Data supplied |
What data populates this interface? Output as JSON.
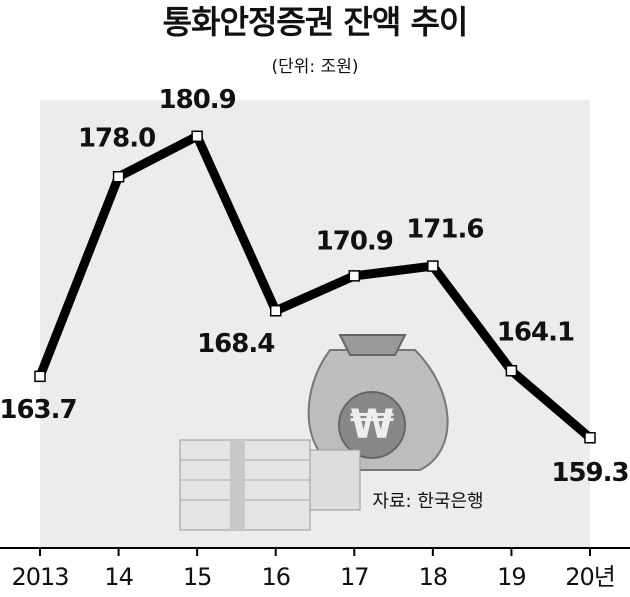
{
  "chart_data": {
    "type": "line",
    "title": "통화안정증권 잔액 추이",
    "subtitle": "(단위: 조원)",
    "source": "자료: 한국은행",
    "categories": [
      "2013",
      "14",
      "15",
      "16",
      "17",
      "18",
      "19",
      "20년"
    ],
    "values": [
      163.7,
      178.0,
      180.9,
      168.4,
      170.9,
      171.6,
      164.1,
      159.3
    ],
    "value_labels": [
      "163.7",
      "178.0",
      "180.9",
      "168.4",
      "170.9",
      "171.6",
      "164.1",
      "159.3"
    ],
    "color": "#000000",
    "ylim": [
      151.4,
      183.5
    ]
  }
}
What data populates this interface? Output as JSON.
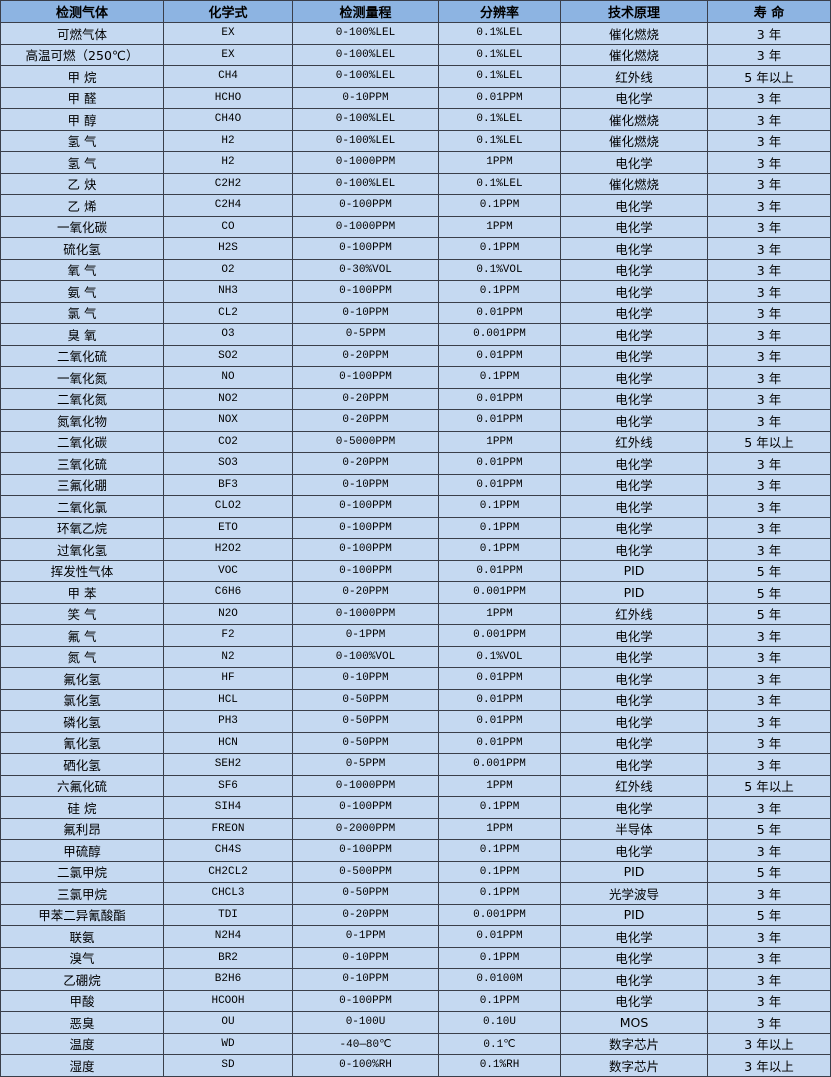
{
  "colors": {
    "header_bg": "#8db4e2",
    "row_bg": "#c5d9f1",
    "border": "#3a3f4a"
  },
  "headers": [
    "检测气体",
    "化学式",
    "检测量程",
    "分辨率",
    "技术原理",
    "寿 命"
  ],
  "rows": [
    [
      "可燃气体",
      "EX",
      "0-100%LEL",
      "0.1%LEL",
      "催化燃烧",
      "3 年"
    ],
    [
      "高温可燃（250℃）",
      "EX",
      "0-100%LEL",
      "0.1%LEL",
      "催化燃烧",
      "3 年"
    ],
    [
      "甲 烷",
      "CH4",
      "0-100%LEL",
      "0.1%LEL",
      "红外线",
      "5 年以上"
    ],
    [
      "甲 醛",
      "HCHO",
      "0-10PPM",
      "0.01PPM",
      "电化学",
      "3 年"
    ],
    [
      "甲 醇",
      "CH4O",
      "0-100%LEL",
      "0.1%LEL",
      "催化燃烧",
      "3 年"
    ],
    [
      "氢 气",
      "H2",
      "0-100%LEL",
      "0.1%LEL",
      "催化燃烧",
      "3 年"
    ],
    [
      "氢 气",
      "H2",
      "0-1000PPM",
      "1PPM",
      "电化学",
      "3 年"
    ],
    [
      "乙 炔",
      "C2H2",
      "0-100%LEL",
      "0.1%LEL",
      "催化燃烧",
      "3 年"
    ],
    [
      "乙 烯",
      "C2H4",
      "0-100PPM",
      "0.1PPM",
      "电化学",
      "3 年"
    ],
    [
      "一氧化碳",
      "CO",
      "0-1000PPM",
      "1PPM",
      "电化学",
      "3 年"
    ],
    [
      "硫化氢",
      "H2S",
      "0-100PPM",
      "0.1PPM",
      "电化学",
      "3 年"
    ],
    [
      "氧 气",
      "O2",
      "0-30%VOL",
      "0.1%VOL",
      "电化学",
      "3 年"
    ],
    [
      "氨 气",
      "NH3",
      "0-100PPM",
      "0.1PPM",
      "电化学",
      "3 年"
    ],
    [
      "氯 气",
      "CL2",
      "0-10PPM",
      "0.01PPM",
      "电化学",
      "3 年"
    ],
    [
      "臭 氧",
      "O3",
      "0-5PPM",
      "0.001PPM",
      "电化学",
      "3 年"
    ],
    [
      "二氧化硫",
      "SO2",
      "0-20PPM",
      "0.01PPM",
      "电化学",
      "3 年"
    ],
    [
      "一氧化氮",
      "NO",
      "0-100PPM",
      "0.1PPM",
      "电化学",
      "3 年"
    ],
    [
      "二氧化氮",
      "NO2",
      "0-20PPM",
      "0.01PPM",
      "电化学",
      "3 年"
    ],
    [
      "氮氧化物",
      "NOX",
      "0-20PPM",
      "0.01PPM",
      "电化学",
      "3 年"
    ],
    [
      "二氧化碳",
      "CO2",
      "0-5000PPM",
      "1PPM",
      "红外线",
      "5 年以上"
    ],
    [
      "三氧化硫",
      "SO3",
      "0-20PPM",
      "0.01PPM",
      "电化学",
      "3 年"
    ],
    [
      "三氟化硼",
      "BF3",
      "0-10PPM",
      "0.01PPM",
      "电化学",
      "3 年"
    ],
    [
      "二氧化氯",
      "CLO2",
      "0-100PPM",
      "0.1PPM",
      "电化学",
      "3 年"
    ],
    [
      "环氧乙烷",
      "ETO",
      "0-100PPM",
      "0.1PPM",
      "电化学",
      "3 年"
    ],
    [
      "过氧化氢",
      "H2O2",
      "0-100PPM",
      "0.1PPM",
      "电化学",
      "3 年"
    ],
    [
      "挥发性气体",
      "VOC",
      "0-100PPM",
      "0.01PPM",
      "PID",
      "5 年"
    ],
    [
      "甲 苯",
      "C6H6",
      "0-20PPM",
      "0.001PPM",
      "PID",
      "5 年"
    ],
    [
      "笑 气",
      "N2O",
      "0-1000PPM",
      "1PPM",
      "红外线",
      "5 年"
    ],
    [
      "氟 气",
      "F2",
      "0-1PPM",
      "0.001PPM",
      "电化学",
      "3 年"
    ],
    [
      "氮 气",
      "N2",
      "0-100%VOL",
      "0.1%VOL",
      "电化学",
      "3 年"
    ],
    [
      "氟化氢",
      "HF",
      "0-10PPM",
      "0.01PPM",
      "电化学",
      "3 年"
    ],
    [
      "氯化氢",
      "HCL",
      "0-50PPM",
      "0.01PPM",
      "电化学",
      "3 年"
    ],
    [
      "磷化氢",
      "PH3",
      "0-50PPM",
      "0.01PPM",
      "电化学",
      "3 年"
    ],
    [
      "氰化氢",
      "HCN",
      "0-50PPM",
      "0.01PPM",
      "电化学",
      "3 年"
    ],
    [
      "硒化氢",
      "SEH2",
      "0-5PPM",
      "0.001PPM",
      "电化学",
      "3 年"
    ],
    [
      "六氟化硫",
      "SF6",
      "0-1000PPM",
      "1PPM",
      "红外线",
      "5 年以上"
    ],
    [
      "硅 烷",
      "SIH4",
      "0-100PPM",
      "0.1PPM",
      "电化学",
      "3 年"
    ],
    [
      "氟利昂",
      "FREON",
      "0-2000PPM",
      "1PPM",
      "半导体",
      "5 年"
    ],
    [
      "甲硫醇",
      "CH4S",
      "0-100PPM",
      "0.1PPM",
      "电化学",
      "3 年"
    ],
    [
      "二氯甲烷",
      "CH2CL2",
      "0-500PPM",
      "0.1PPM",
      "PID",
      "5 年"
    ],
    [
      "三氯甲烷",
      "CHCL3",
      "0-50PPM",
      "0.1PPM",
      "光学波导",
      "3 年"
    ],
    [
      "甲苯二异氰酸酯",
      "TDI",
      "0-20PPM",
      "0.001PPM",
      "PID",
      "5 年"
    ],
    [
      "联氨",
      "N2H4",
      "0-1PPM",
      "0.01PPM",
      "电化学",
      "3 年"
    ],
    [
      "溴气",
      "BR2",
      "0-10PPM",
      "0.1PPM",
      "电化学",
      "3 年"
    ],
    [
      "乙硼烷",
      "B2H6",
      "0-10PPM",
      "0.0100M",
      "电化学",
      "3 年"
    ],
    [
      "甲酸",
      "HCOOH",
      "0-100PPM",
      "0.1PPM",
      "电化学",
      "3 年"
    ],
    [
      "恶臭",
      "OU",
      "0-100U",
      "0.10U",
      "MOS",
      "3 年"
    ],
    [
      "温度",
      "WD",
      "-40—80℃",
      "0.1℃",
      "数字芯片",
      "3 年以上"
    ],
    [
      "湿度",
      "SD",
      "0-100%RH",
      "0.1%RH",
      "数字芯片",
      "3 年以上"
    ]
  ]
}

Exercise aim | Give every record back exactly as it reads, with no images.

In response |
What data populates this interface? Output as JSON.
{
  "chart_data": {
    "type": "line",
    "title": "통화안정증권 잔액 추이",
    "subtitle": "(단위: 조원)",
    "source": "자료: 한국은행",
    "categories": [
      "2013",
      "14",
      "15",
      "16",
      "17",
      "18",
      "19",
      "20년"
    ],
    "values": [
      163.7,
      178.0,
      180.9,
      168.4,
      170.9,
      171.6,
      164.1,
      159.3
    ],
    "value_labels": [
      "163.7",
      "178.0",
      "180.9",
      "168.4",
      "170.9",
      "171.6",
      "164.1",
      "159.3"
    ],
    "color": "#000000",
    "ylim": [
      151.4,
      183.5
    ]
  }
}
What data populates this interface? Output as JSON.
{
  "colors": {
    "header_bg": "#8db4e2",
    "row_bg": "#c5d9f1",
    "border": "#3a3f4a"
  },
  "headers": [
    "检测气体",
    "化学式",
    "检测量程",
    "分辨率",
    "技术原理",
    "寿 命"
  ],
  "rows": [
    [
      "可燃气体",
      "EX",
      "0-100%LEL",
      "0.1%LEL",
      "催化燃烧",
      "3 年"
    ],
    [
      "高温可燃（250℃）",
      "EX",
      "0-100%LEL",
      "0.1%LEL",
      "催化燃烧",
      "3 年"
    ],
    [
      "甲 烷",
      "CH4",
      "0-100%LEL",
      "0.1%LEL",
      "红外线",
      "5 年以上"
    ],
    [
      "甲 醛",
      "HCHO",
      "0-10PPM",
      "0.01PPM",
      "电化学",
      "3 年"
    ],
    [
      "甲 醇",
      "CH4O",
      "0-100%LEL",
      "0.1%LEL",
      "催化燃烧",
      "3 年"
    ],
    [
      "氢 气",
      "H2",
      "0-100%LEL",
      "0.1%LEL",
      "催化燃烧",
      "3 年"
    ],
    [
      "氢 气",
      "H2",
      "0-1000PPM",
      "1PPM",
      "电化学",
      "3 年"
    ],
    [
      "乙 炔",
      "C2H2",
      "0-100%LEL",
      "0.1%LEL",
      "催化燃烧",
      "3 年"
    ],
    [
      "乙 烯",
      "C2H4",
      "0-100PPM",
      "0.1PPM",
      "电化学",
      "3 年"
    ],
    [
      "一氧化碳",
      "CO",
      "0-1000PPM",
      "1PPM",
      "电化学",
      "3 年"
    ],
    [
      "硫化氢",
      "H2S",
      "0-100PPM",
      "0.1PPM",
      "电化学",
      "3 年"
    ],
    [
      "氧 气",
      "O2",
      "0-30%VOL",
      "0.1%VOL",
      "电化学",
      "3 年"
    ],
    [
      "氨 气",
      "NH3",
      "0-100PPM",
      "0.1PPM",
      "电化学",
      "3 年"
    ],
    [
      "氯 气",
      "CL2",
      "0-10PPM",
      "0.01PPM",
      "电化学",
      "3 年"
    ],
    [
      "臭 氧",
      "O3",
      "0-5PPM",
      "0.001PPM",
      "电化学",
      "3 年"
    ],
    [
      "二氧化硫",
      "SO2",
      "0-20PPM",
      "0.01PPM",
      "电化学",
      "3 年"
    ],
    [
      "一氧化氮",
      "NO",
      "0-100PPM",
      "0.1PPM",
      "电化学",
      "3 年"
    ],
    [
      "二氧化氮",
      "NO2",
      "0-20PPM",
      "0.01PPM",
      "电化学",
      "3 年"
    ],
    [
      "氮氧化物",
      "NOX",
      "0-20PPM",
      "0.01PPM",
      "电化学",
      "3 年"
    ],
    [
      "二氧化碳",
      "CO2",
      "0-5000PPM",
      "1PPM",
      "红外线",
      "5 年以上"
    ],
    [
      "三氧化硫",
      "SO3",
      "0-20PPM",
      "0.01PPM",
      "电化学",
      "3 年"
    ],
    [
      "三氟化硼",
      "BF3",
      "0-10PPM",
      "0.01PPM",
      "电化学",
      "3 年"
    ],
    [
      "二氧化氯",
      "CLO2",
      "0-100PPM",
      "0.1PPM",
      "电化学",
      "3 年"
    ],
    [
      "环氧乙烷",
      "ETO",
      "0-100PPM",
      "0.1PPM",
      "电化学",
      "3 年"
    ],
    [
      "过氧化氢",
      "H2O2",
      "0-100PPM",
      "0.1PPM",
      "电化学",
      "3 年"
    ],
    [
      "挥发性气体",
      "VOC",
      "0-100PPM",
      "0.01PPM",
      "PID",
      "5 年"
    ],
    [
      "甲 苯",
      "C6H6",
      "0-20PPM",
      "0.001PPM",
      "PID",
      "5 年"
    ],
    [
      "笑 气",
      "N2O",
      "0-1000PPM",
      "1PPM",
      "红外线",
      "5 年"
    ],
    [
      "氟 气",
      "F2",
      "0-1PPM",
      "0.001PPM",
      "电化学",
      "3 年"
    ],
    [
      "氮 气",
      "N2",
      "0-100%VOL",
      "0.1%VOL",
      "电化学",
      "3 年"
    ],
    [
      "氟化氢",
      "HF",
      "0-10PPM",
      "0.01PPM",
      "电化学",
      "3 年"
    ],
    [
      "氯化氢",
      "HCL",
      "0-50PPM",
      "0.01PPM",
      "电化学",
      "3 年"
    ],
    [
      "磷化氢",
      "PH3",
      "0-50PPM",
      "0.01PPM",
      "电化学",
      "3 年"
    ],
    [
      "氰化氢",
      "HCN",
      "0-50PPM",
      "0.01PPM",
      "电化学",
      "3 年"
    ],
    [
      "硒化氢",
      "SEH2",
      "0-5PPM",
      "0.001PPM",
      "电化学",
      "3 年"
    ],
    [
      "六氟化硫",
      "SF6",
      "0-1000PPM",
      "1PPM",
      "红外线",
      "5 年以上"
    ],
    [
      "硅 烷",
      "SIH4",
      "0-100PPM",
      "0.1PPM",
      "电化学",
      "3 年"
    ],
    [
      "氟利昂",
      "FREON",
      "0-2000PPM",
      "1PPM",
      "半导体",
      "5 年"
    ],
    [
      "甲硫醇",
      "CH4S",
      "0-100PPM",
      "0.1PPM",
      "电化学",
      "3 年"
    ],
    [
      "二氯甲烷",
      "CH2CL2",
      "0-500PPM",
      "0.1PPM",
      "PID",
      "5 年"
    ],
    [
      "三氯甲烷",
      "CHCL3",
      "0-50PPM",
      "0.1PPM",
      "光学波导",
      "3 年"
    ],
    [
      "甲苯二异氰酸酯",
      "TDI",
      "0-20PPM",
      "0.001PPM",
      "PID",
      "5 年"
    ],
    [
      "联氨",
      "N2H4",
      "0-1PPM",
      "0.01PPM",
      "电化学",
      "3 年"
    ],
    [
      "溴气",
      "BR2",
      "0-10PPM",
      "0.1PPM",
      "电化学",
      "3 年"
    ],
    [
      "乙硼烷",
      "B2H6",
      "0-10PPM",
      "0.0100M",
      "电化学",
      "3 年"
    ],
    [
      "甲酸",
      "HCOOH",
      "0-100PPM",
      "0.1PPM",
      "电化学",
      "3 年"
    ],
    [
      "恶臭",
      "OU",
      "0-100U",
      "0.10U",
      "MOS",
      "3 年"
    ],
    [
      "温度",
      "WD",
      "-40—80℃",
      "0.1℃",
      "数字芯片",
      "3 年以上"
    ],
    [
      "湿度",
      "SD",
      "0-100%RH",
      "0.1%RH",
      "数字芯片",
      "3 年以上"
    ]
  ]
}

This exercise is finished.